start

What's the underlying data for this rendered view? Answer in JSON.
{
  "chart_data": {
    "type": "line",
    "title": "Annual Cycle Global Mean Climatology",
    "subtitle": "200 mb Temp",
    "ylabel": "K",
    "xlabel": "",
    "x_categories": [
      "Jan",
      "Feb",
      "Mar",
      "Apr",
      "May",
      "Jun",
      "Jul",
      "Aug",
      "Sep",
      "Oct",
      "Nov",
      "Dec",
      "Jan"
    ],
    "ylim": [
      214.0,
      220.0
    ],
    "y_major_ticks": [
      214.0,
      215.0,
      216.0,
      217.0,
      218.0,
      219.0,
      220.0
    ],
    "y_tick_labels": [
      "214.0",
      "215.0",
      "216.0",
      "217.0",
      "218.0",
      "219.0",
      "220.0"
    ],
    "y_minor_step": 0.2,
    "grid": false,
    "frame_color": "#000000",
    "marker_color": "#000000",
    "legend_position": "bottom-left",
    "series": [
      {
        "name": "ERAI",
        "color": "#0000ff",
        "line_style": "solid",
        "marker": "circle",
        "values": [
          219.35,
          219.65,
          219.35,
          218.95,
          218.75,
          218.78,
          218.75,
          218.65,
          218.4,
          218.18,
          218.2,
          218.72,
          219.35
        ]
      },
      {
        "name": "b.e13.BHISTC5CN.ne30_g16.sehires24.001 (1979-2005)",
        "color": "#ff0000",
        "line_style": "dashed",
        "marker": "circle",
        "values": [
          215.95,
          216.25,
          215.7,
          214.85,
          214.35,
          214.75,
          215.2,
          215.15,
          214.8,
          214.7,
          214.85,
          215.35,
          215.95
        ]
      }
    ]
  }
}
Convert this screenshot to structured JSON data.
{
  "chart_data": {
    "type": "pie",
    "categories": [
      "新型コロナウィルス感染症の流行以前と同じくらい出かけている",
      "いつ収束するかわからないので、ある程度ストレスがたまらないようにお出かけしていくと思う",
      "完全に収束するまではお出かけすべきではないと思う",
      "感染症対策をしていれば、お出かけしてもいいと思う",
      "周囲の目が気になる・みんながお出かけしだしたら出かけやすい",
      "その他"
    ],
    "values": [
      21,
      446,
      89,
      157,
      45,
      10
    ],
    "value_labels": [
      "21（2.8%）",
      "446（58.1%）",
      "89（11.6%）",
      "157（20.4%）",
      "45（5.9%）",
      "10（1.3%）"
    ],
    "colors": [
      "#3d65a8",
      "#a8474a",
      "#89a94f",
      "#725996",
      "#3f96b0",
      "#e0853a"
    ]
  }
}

end

Extract each line of the material exactly as it stands.

### Exercise response
What's the underlying data for this rendered view? Answer in JSON.
{
  "chart_data": {
    "type": "line",
    "title": "Annual Cycle Global Mean Climatology",
    "subtitle": "200 mb Temp",
    "ylabel": "K",
    "xlabel": "",
    "x_categories": [
      "Jan",
      "Feb",
      "Mar",
      "Apr",
      "May",
      "Jun",
      "Jul",
      "Aug",
      "Sep",
      "Oct",
      "Nov",
      "Dec",
      "Jan"
    ],
    "ylim": [
      214.0,
      220.0
    ],
    "y_major_ticks": [
      214.0,
      215.0,
      216.0,
      217.0,
      218.0,
      219.0,
      220.0
    ],
    "y_tick_labels": [
      "214.0",
      "215.0",
      "216.0",
      "217.0",
      "218.0",
      "219.0",
      "220.0"
    ],
    "y_minor_step": 0.2,
    "grid": false,
    "frame_color": "#000000",
    "marker_color": "#000000",
    "legend_position": "bottom-left",
    "series": [
      {
        "name": "ERAI",
        "color": "#0000ff",
        "line_style": "solid",
        "marker": "circle",
        "values": [
          219.35,
          219.65,
          219.35,
          218.95,
          218.75,
          218.78,
          218.75,
          218.65,
          218.4,
          218.18,
          218.2,
          218.72,
          219.35
        ]
      },
      {
        "name": "b.e13.BHISTC5CN.ne30_g16.sehires24.001 (1979-2005)",
        "color": "#ff0000",
        "line_style": "dashed",
        "marker": "circle",
        "values": [
          215.95,
          216.25,
          215.7,
          214.85,
          214.35,
          214.75,
          215.2,
          215.15,
          214.8,
          214.7,
          214.85,
          215.35,
          215.95
        ]
      }
    ]
  }
}
Convert this screenshot to structured JSON data.
{
  "chart_data": {
    "type": "pie",
    "categories": [
      "新型コロナウィルス感染症の流行以前と同じくらい出かけている",
      "いつ収束するかわからないので、ある程度ストレスがたまらないようにお出かけしていくと思う",
      "完全に収束するまではお出かけすべきではないと思う",
      "感染症対策をしていれば、お出かけしてもいいと思う",
      "周囲の目が気になる・みんながお出かけしだしたら出かけやすい",
      "その他"
    ],
    "values": [
      21,
      446,
      89,
      157,
      45,
      10
    ],
    "value_labels": [
      "21（2.8%）",
      "446（58.1%）",
      "89（11.6%）",
      "157（20.4%）",
      "45（5.9%）",
      "10（1.3%）"
    ],
    "colors": [
      "#3d65a8",
      "#a8474a",
      "#89a94f",
      "#725996",
      "#3f96b0",
      "#e0853a"
    ]
  }
}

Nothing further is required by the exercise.